-- start of DATASET ROWS --
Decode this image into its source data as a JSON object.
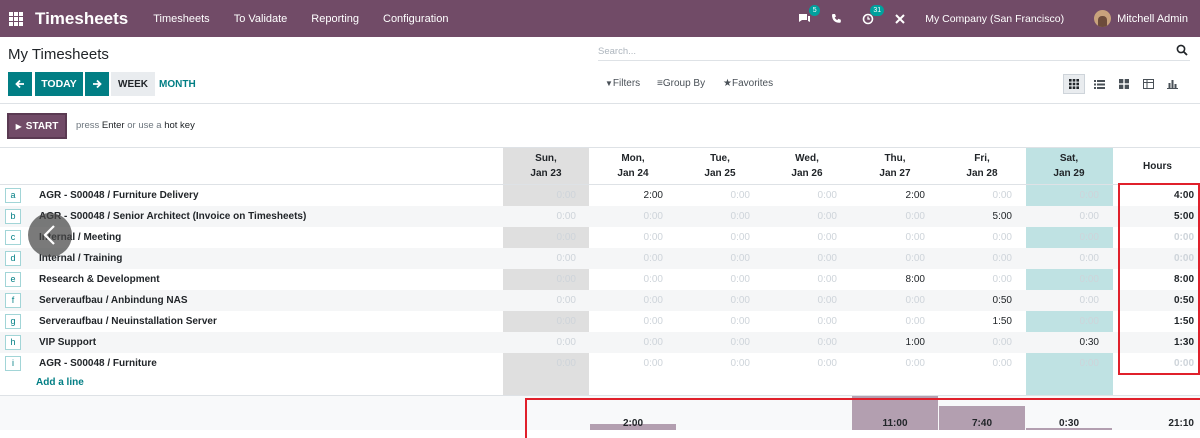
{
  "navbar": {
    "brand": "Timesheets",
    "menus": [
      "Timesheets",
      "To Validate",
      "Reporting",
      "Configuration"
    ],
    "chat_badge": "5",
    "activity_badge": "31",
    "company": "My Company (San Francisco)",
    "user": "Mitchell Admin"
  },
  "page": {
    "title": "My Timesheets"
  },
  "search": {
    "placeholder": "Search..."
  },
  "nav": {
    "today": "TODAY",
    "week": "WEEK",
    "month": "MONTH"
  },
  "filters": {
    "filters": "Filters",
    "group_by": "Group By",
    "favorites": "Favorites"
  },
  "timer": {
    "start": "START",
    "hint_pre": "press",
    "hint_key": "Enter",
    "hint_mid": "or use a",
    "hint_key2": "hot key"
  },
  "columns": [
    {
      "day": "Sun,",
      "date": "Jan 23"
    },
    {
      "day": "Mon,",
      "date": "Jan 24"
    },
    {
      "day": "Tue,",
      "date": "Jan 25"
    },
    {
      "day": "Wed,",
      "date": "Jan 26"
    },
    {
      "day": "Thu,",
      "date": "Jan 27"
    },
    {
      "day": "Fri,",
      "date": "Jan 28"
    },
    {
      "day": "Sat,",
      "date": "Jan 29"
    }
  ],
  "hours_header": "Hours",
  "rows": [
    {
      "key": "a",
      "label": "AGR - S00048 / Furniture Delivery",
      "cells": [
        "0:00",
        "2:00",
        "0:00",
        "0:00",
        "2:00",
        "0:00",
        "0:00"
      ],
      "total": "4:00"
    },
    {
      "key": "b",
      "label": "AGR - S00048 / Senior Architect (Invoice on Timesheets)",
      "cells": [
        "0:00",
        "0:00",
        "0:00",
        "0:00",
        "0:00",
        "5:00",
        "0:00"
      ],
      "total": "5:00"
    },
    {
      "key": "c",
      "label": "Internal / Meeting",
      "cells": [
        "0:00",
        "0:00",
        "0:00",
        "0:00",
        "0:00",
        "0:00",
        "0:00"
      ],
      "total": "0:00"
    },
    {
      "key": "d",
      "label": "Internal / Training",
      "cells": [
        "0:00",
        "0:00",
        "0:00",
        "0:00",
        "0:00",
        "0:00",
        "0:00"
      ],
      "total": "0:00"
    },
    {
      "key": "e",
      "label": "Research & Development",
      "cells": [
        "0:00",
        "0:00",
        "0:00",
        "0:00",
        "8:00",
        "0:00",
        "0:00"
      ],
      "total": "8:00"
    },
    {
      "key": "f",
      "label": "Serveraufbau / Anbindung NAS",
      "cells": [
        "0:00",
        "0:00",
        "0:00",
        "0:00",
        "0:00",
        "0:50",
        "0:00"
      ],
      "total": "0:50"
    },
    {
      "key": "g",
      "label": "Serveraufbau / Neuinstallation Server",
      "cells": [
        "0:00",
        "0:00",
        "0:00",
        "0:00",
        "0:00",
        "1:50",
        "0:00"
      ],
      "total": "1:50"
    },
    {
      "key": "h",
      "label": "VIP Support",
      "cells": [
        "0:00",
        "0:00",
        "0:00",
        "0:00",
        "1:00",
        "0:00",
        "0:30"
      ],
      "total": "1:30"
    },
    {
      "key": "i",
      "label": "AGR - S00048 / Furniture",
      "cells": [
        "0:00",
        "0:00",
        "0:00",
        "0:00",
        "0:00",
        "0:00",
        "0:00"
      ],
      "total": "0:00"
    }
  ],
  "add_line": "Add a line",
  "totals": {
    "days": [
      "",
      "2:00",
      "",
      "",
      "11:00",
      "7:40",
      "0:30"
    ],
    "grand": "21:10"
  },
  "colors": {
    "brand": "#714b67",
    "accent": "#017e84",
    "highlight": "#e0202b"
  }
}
-- end of DATASET ROWS --
-- start of DATASET ROWS --
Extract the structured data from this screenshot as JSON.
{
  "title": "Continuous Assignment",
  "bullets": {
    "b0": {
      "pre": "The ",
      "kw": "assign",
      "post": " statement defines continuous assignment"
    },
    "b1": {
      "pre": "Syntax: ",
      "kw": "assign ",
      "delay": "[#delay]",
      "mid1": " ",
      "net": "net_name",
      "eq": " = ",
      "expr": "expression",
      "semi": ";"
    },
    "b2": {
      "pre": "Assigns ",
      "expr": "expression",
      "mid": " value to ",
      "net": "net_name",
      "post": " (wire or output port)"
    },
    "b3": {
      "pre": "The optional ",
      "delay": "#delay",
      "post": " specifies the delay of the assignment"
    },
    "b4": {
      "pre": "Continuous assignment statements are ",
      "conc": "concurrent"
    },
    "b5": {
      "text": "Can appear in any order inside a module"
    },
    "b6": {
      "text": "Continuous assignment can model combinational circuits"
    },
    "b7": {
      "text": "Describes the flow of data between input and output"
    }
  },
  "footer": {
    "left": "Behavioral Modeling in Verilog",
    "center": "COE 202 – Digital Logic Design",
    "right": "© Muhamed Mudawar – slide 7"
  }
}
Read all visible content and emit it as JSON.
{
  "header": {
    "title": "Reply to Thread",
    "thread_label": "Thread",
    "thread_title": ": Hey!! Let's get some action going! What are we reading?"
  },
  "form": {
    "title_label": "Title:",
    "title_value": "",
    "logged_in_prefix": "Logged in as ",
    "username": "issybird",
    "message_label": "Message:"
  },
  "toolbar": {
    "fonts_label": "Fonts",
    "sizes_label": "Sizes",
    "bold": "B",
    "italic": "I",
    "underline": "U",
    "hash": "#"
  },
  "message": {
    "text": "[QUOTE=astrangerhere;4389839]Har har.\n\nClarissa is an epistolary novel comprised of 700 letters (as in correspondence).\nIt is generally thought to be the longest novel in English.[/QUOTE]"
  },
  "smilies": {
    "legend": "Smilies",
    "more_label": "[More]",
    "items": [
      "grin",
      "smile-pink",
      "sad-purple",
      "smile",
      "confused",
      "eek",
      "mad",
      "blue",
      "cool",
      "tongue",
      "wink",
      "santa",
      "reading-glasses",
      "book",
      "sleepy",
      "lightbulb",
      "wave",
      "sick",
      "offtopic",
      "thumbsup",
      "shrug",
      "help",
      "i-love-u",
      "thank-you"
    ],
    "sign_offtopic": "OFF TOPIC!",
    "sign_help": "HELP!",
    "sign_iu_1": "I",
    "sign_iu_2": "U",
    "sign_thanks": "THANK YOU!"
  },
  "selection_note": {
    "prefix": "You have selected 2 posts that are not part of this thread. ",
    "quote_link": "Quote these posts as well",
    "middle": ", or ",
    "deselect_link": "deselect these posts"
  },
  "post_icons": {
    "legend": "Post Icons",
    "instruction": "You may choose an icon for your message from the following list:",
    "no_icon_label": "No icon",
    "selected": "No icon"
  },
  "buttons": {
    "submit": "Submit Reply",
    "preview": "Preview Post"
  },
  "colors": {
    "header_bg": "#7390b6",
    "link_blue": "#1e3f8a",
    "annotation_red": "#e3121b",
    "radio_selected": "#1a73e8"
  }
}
-- end of DATASET ROWS --
**WHAT YOU ARE ASKED TO DO:**
Look through the records and gather every line containing "JSON".

**SOLUTION TO THIS TASK:**
Decode this image into its source data as a JSON object.
Extract the structured data from this screenshot as JSON.
Read all visible content and emit it as JSON.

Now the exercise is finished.